**Goal of the exercise**
Write out all records as given; omit images.

#### Entries

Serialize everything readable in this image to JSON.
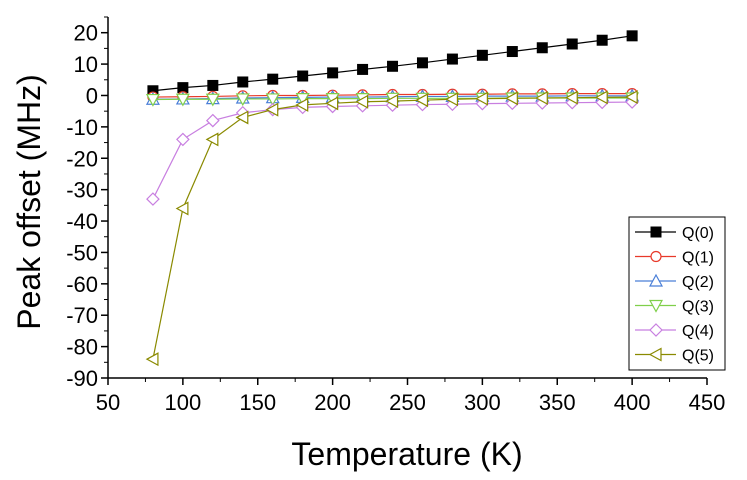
{
  "chart_data": {
    "type": "line",
    "title": "",
    "xlabel": "Temperature (K)",
    "ylabel": "Peak offset (MHz)",
    "xlim": [
      50,
      450
    ],
    "ylim": [
      -90,
      25
    ],
    "xticks": [
      50,
      100,
      150,
      200,
      250,
      300,
      350,
      400,
      450
    ],
    "yticks": [
      -90,
      -80,
      -70,
      -60,
      -50,
      -40,
      -30,
      -20,
      -10,
      0,
      10,
      20
    ],
    "x": [
      80,
      100,
      120,
      140,
      160,
      180,
      200,
      220,
      240,
      260,
      280,
      300,
      320,
      340,
      360,
      380,
      400
    ],
    "legend_position": "bottom-right",
    "grid": false,
    "series": [
      {
        "name": "Q(0)",
        "marker": "square-filled",
        "color": "#000000",
        "values": [
          1.5,
          2.5,
          3.2,
          4.3,
          5.2,
          6.2,
          7.2,
          8.3,
          9.3,
          10.4,
          11.6,
          12.8,
          14.0,
          15.2,
          16.4,
          17.6,
          19.0
        ]
      },
      {
        "name": "Q(1)",
        "marker": "circle-open",
        "color": "#e8392a",
        "values": [
          -0.5,
          -0.4,
          -0.3,
          -0.1,
          0.0,
          0.0,
          0.1,
          0.2,
          0.3,
          0.3,
          0.4,
          0.4,
          0.5,
          0.5,
          0.6,
          0.6,
          0.6
        ]
      },
      {
        "name": "Q(2)",
        "marker": "triangle-up-open",
        "color": "#4a7fd8",
        "values": [
          -1.2,
          -1.1,
          -1.0,
          -0.8,
          -0.7,
          -0.6,
          -0.5,
          -0.5,
          -0.4,
          -0.3,
          -0.3,
          -0.2,
          -0.2,
          -0.2,
          -0.1,
          -0.1,
          -0.1
        ]
      },
      {
        "name": "Q(3)",
        "marker": "triangle-down-open",
        "color": "#7fcf4a",
        "values": [
          -1.3,
          -1.2,
          -1.2,
          -1.1,
          -1.1,
          -1.0,
          -1.0,
          -1.0,
          -0.9,
          -0.9,
          -0.9,
          -0.9,
          -0.8,
          -0.8,
          -0.8,
          -0.8,
          -0.8
        ]
      },
      {
        "name": "Q(4)",
        "marker": "diamond-open",
        "color": "#c87fe0",
        "values": [
          -33.0,
          -14.0,
          -8.0,
          -5.5,
          -4.5,
          -3.8,
          -3.5,
          -3.3,
          -3.1,
          -2.9,
          -2.8,
          -2.6,
          -2.5,
          -2.4,
          -2.3,
          -2.2,
          -2.1
        ]
      },
      {
        "name": "Q(5)",
        "marker": "triangle-left-open",
        "color": "#8a8a00",
        "values": [
          -84.0,
          -36.0,
          -14.0,
          -7.0,
          -4.5,
          -3.0,
          -2.5,
          -2.0,
          -1.8,
          -1.5,
          -1.2,
          -1.0,
          -0.9,
          -0.8,
          -0.7,
          -0.6,
          -0.5
        ]
      }
    ]
  }
}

########

**Result of the task**
Serialize everything readable in this image to JSON.
{
  "chart_data": {
    "type": "line",
    "title": "",
    "xlabel": "Temperature (K)",
    "ylabel": "Peak offset (MHz)",
    "xlim": [
      50,
      450
    ],
    "ylim": [
      -90,
      25
    ],
    "xticks": [
      50,
      100,
      150,
      200,
      250,
      300,
      350,
      400,
      450
    ],
    "yticks": [
      -90,
      -80,
      -70,
      -60,
      -50,
      -40,
      -30,
      -20,
      -10,
      0,
      10,
      20
    ],
    "x": [
      80,
      100,
      120,
      140,
      160,
      180,
      200,
      220,
      240,
      260,
      280,
      300,
      320,
      340,
      360,
      380,
      400
    ],
    "legend_position": "bottom-right",
    "grid": false,
    "series": [
      {
        "name": "Q(0)",
        "marker": "square-filled",
        "color": "#000000",
        "values": [
          1.5,
          2.5,
          3.2,
          4.3,
          5.2,
          6.2,
          7.2,
          8.3,
          9.3,
          10.4,
          11.6,
          12.8,
          14.0,
          15.2,
          16.4,
          17.6,
          19.0
        ]
      },
      {
        "name": "Q(1)",
        "marker": "circle-open",
        "color": "#e8392a",
        "values": [
          -0.5,
          -0.4,
          -0.3,
          -0.1,
          0.0,
          0.0,
          0.1,
          0.2,
          0.3,
          0.3,
          0.4,
          0.4,
          0.5,
          0.5,
          0.6,
          0.6,
          0.6
        ]
      },
      {
        "name": "Q(2)",
        "marker": "triangle-up-open",
        "color": "#4a7fd8",
        "values": [
          -1.2,
          -1.1,
          -1.0,
          -0.8,
          -0.7,
          -0.6,
          -0.5,
          -0.5,
          -0.4,
          -0.3,
          -0.3,
          -0.2,
          -0.2,
          -0.2,
          -0.1,
          -0.1,
          -0.1
        ]
      },
      {
        "name": "Q(3)",
        "marker": "triangle-down-open",
        "color": "#7fcf4a",
        "values": [
          -1.3,
          -1.2,
          -1.2,
          -1.1,
          -1.1,
          -1.0,
          -1.0,
          -1.0,
          -0.9,
          -0.9,
          -0.9,
          -0.9,
          -0.8,
          -0.8,
          -0.8,
          -0.8,
          -0.8
        ]
      },
      {
        "name": "Q(4)",
        "marker": "diamond-open",
        "color": "#c87fe0",
        "values": [
          -33.0,
          -14.0,
          -8.0,
          -5.5,
          -4.5,
          -3.8,
          -3.5,
          -3.3,
          -3.1,
          -2.9,
          -2.8,
          -2.6,
          -2.5,
          -2.4,
          -2.3,
          -2.2,
          -2.1
        ]
      },
      {
        "name": "Q(5)",
        "marker": "triangle-left-open",
        "color": "#8a8a00",
        "values": [
          -84.0,
          -36.0,
          -14.0,
          -7.0,
          -4.5,
          -3.0,
          -2.5,
          -2.0,
          -1.8,
          -1.5,
          -1.2,
          -1.0,
          -0.9,
          -0.8,
          -0.7,
          -0.6,
          -0.5
        ]
      }
    ]
  }
}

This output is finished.